▼
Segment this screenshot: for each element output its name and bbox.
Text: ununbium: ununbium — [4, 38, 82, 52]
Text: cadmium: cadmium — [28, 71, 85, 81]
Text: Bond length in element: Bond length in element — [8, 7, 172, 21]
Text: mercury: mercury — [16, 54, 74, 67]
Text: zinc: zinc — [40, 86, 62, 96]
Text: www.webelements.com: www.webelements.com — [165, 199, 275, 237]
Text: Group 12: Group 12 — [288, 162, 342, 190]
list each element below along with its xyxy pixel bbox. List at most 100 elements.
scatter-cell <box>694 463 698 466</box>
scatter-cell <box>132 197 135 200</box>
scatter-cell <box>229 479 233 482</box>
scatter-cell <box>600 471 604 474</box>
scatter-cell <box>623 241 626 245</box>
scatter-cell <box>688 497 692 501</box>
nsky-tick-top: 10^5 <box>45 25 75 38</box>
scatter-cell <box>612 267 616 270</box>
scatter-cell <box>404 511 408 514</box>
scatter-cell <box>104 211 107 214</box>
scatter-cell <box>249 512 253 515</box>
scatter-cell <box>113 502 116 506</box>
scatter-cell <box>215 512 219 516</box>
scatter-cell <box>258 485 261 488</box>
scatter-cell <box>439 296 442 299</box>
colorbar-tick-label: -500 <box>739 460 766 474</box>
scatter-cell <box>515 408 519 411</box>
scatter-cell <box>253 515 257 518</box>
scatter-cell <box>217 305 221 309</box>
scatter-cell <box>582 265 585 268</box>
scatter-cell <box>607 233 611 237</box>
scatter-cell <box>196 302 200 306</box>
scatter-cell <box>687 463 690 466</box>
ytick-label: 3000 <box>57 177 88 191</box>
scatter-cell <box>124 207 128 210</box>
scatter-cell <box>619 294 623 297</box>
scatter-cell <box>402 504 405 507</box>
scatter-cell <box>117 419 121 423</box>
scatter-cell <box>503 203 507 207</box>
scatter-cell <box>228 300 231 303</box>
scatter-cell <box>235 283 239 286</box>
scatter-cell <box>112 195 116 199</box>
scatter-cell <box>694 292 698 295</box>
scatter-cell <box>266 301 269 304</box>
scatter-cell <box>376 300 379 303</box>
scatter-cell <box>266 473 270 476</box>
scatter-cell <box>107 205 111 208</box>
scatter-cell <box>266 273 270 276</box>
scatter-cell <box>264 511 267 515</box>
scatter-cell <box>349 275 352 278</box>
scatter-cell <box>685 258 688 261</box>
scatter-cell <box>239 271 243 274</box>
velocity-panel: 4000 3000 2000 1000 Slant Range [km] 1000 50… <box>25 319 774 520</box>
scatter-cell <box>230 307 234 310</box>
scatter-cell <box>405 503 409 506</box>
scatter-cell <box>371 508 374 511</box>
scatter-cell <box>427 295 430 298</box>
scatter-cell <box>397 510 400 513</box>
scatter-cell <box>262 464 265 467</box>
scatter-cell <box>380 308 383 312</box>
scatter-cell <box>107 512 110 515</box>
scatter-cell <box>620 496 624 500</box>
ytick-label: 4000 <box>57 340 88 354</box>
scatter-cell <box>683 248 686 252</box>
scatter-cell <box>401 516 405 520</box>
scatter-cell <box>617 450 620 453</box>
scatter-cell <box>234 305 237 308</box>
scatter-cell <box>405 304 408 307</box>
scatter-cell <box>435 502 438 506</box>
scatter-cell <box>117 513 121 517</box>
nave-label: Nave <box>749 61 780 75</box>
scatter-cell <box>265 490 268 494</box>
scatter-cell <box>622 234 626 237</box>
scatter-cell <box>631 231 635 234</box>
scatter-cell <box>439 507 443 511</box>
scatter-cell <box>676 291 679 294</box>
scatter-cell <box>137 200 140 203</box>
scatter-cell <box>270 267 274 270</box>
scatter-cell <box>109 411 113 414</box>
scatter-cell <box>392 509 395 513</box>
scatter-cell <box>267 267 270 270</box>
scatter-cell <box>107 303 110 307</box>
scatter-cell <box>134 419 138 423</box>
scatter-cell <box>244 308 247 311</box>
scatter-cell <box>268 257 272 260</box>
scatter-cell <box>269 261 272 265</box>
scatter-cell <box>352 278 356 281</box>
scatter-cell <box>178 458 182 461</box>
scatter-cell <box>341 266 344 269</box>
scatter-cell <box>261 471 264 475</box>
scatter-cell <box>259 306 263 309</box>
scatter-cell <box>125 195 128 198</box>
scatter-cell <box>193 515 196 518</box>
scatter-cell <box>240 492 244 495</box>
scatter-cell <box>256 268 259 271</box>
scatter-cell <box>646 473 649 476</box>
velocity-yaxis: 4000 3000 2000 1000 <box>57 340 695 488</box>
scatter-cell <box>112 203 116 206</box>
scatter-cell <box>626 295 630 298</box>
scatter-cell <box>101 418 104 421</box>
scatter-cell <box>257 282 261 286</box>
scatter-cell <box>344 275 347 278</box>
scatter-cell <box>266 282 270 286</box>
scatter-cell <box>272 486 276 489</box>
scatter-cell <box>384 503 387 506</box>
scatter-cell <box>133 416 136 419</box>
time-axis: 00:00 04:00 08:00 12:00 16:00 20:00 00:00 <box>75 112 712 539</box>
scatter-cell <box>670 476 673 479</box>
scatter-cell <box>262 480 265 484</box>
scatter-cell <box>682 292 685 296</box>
▲
Please copy every row above without changing anything.

**The reply**
Segment this screenshot: for each element output its name and bbox.
Text: ununbium: ununbium — [4, 38, 82, 52]
Text: cadmium: cadmium — [28, 71, 85, 81]
Text: Bond length in element: Bond length in element — [8, 7, 172, 21]
Text: mercury: mercury — [16, 54, 74, 67]
Text: zinc: zinc — [40, 86, 62, 96]
Text: www.webelements.com: www.webelements.com — [165, 199, 275, 237]
Text: Group 12: Group 12 — [288, 162, 342, 190]
list each element below along with its xyxy pixel bbox. List at most 100 elements.
scatter-cell <box>694 463 698 466</box>
scatter-cell <box>132 197 135 200</box>
scatter-cell <box>229 479 233 482</box>
scatter-cell <box>600 471 604 474</box>
scatter-cell <box>623 241 626 245</box>
scatter-cell <box>688 497 692 501</box>
nsky-tick-top: 10^5 <box>45 25 75 38</box>
scatter-cell <box>612 267 616 270</box>
scatter-cell <box>404 511 408 514</box>
scatter-cell <box>104 211 107 214</box>
scatter-cell <box>249 512 253 515</box>
scatter-cell <box>113 502 116 506</box>
scatter-cell <box>215 512 219 516</box>
scatter-cell <box>258 485 261 488</box>
scatter-cell <box>439 296 442 299</box>
colorbar-tick-label: -500 <box>739 460 766 474</box>
scatter-cell <box>515 408 519 411</box>
scatter-cell <box>253 515 257 518</box>
scatter-cell <box>217 305 221 309</box>
scatter-cell <box>582 265 585 268</box>
scatter-cell <box>607 233 611 237</box>
scatter-cell <box>196 302 200 306</box>
scatter-cell <box>687 463 690 466</box>
ytick-label: 3000 <box>57 177 88 191</box>
scatter-cell <box>124 207 128 210</box>
scatter-cell <box>619 294 623 297</box>
scatter-cell <box>402 504 405 507</box>
scatter-cell <box>117 419 121 423</box>
scatter-cell <box>503 203 507 207</box>
scatter-cell <box>228 300 231 303</box>
scatter-cell <box>235 283 239 286</box>
scatter-cell <box>112 195 116 199</box>
scatter-cell <box>694 292 698 295</box>
scatter-cell <box>266 301 269 304</box>
scatter-cell <box>376 300 379 303</box>
scatter-cell <box>266 473 270 476</box>
scatter-cell <box>107 205 111 208</box>
scatter-cell <box>266 273 270 276</box>
scatter-cell <box>264 511 267 515</box>
scatter-cell <box>349 275 352 278</box>
scatter-cell <box>685 258 688 261</box>
scatter-cell <box>239 271 243 274</box>
velocity-panel: 4000 3000 2000 1000 Slant Range [km] 1000 50… <box>25 319 774 520</box>
scatter-cell <box>230 307 234 310</box>
scatter-cell <box>405 503 409 506</box>
scatter-cell <box>371 508 374 511</box>
scatter-cell <box>427 295 430 298</box>
scatter-cell <box>397 510 400 513</box>
scatter-cell <box>262 464 265 467</box>
scatter-cell <box>380 308 383 312</box>
scatter-cell <box>107 512 110 515</box>
scatter-cell <box>620 496 624 500</box>
ytick-label: 4000 <box>57 340 88 354</box>
scatter-cell <box>683 248 686 252</box>
scatter-cell <box>401 516 405 520</box>
scatter-cell <box>617 450 620 453</box>
scatter-cell <box>234 305 237 308</box>
scatter-cell <box>405 304 408 307</box>
scatter-cell <box>435 502 438 506</box>
scatter-cell <box>117 513 121 517</box>
nave-label: Nave <box>749 61 780 75</box>
scatter-cell <box>265 490 268 494</box>
scatter-cell <box>622 234 626 237</box>
scatter-cell <box>631 231 635 234</box>
scatter-cell <box>439 507 443 511</box>
scatter-cell <box>676 291 679 294</box>
scatter-cell <box>137 200 140 203</box>
scatter-cell <box>270 267 274 270</box>
scatter-cell <box>109 411 113 414</box>
scatter-cell <box>392 509 395 513</box>
scatter-cell <box>267 267 270 270</box>
scatter-cell <box>107 303 110 307</box>
scatter-cell <box>134 419 138 423</box>
scatter-cell <box>244 308 247 311</box>
scatter-cell <box>268 257 272 260</box>
scatter-cell <box>269 261 272 265</box>
scatter-cell <box>352 278 356 281</box>
scatter-cell <box>178 458 182 461</box>
scatter-cell <box>341 266 344 269</box>
scatter-cell <box>261 471 264 475</box>
scatter-cell <box>259 306 263 309</box>
scatter-cell <box>125 195 128 198</box>
scatter-cell <box>193 515 196 518</box>
scatter-cell <box>240 492 244 495</box>
scatter-cell <box>256 268 259 271</box>
scatter-cell <box>646 473 649 476</box>
velocity-yaxis: 4000 3000 2000 1000 <box>57 340 695 488</box>
scatter-cell <box>112 203 116 206</box>
scatter-cell <box>626 295 630 298</box>
scatter-cell <box>101 418 104 421</box>
scatter-cell <box>257 282 261 286</box>
scatter-cell <box>344 275 347 278</box>
scatter-cell <box>266 282 270 286</box>
scatter-cell <box>272 486 276 489</box>
scatter-cell <box>384 503 387 506</box>
scatter-cell <box>133 416 136 419</box>
time-axis: 00:00 04:00 08:00 12:00 16:00 20:00 00:00 <box>75 112 712 539</box>
scatter-cell <box>670 476 673 479</box>
scatter-cell <box>262 480 265 484</box>
scatter-cell <box>682 292 685 296</box>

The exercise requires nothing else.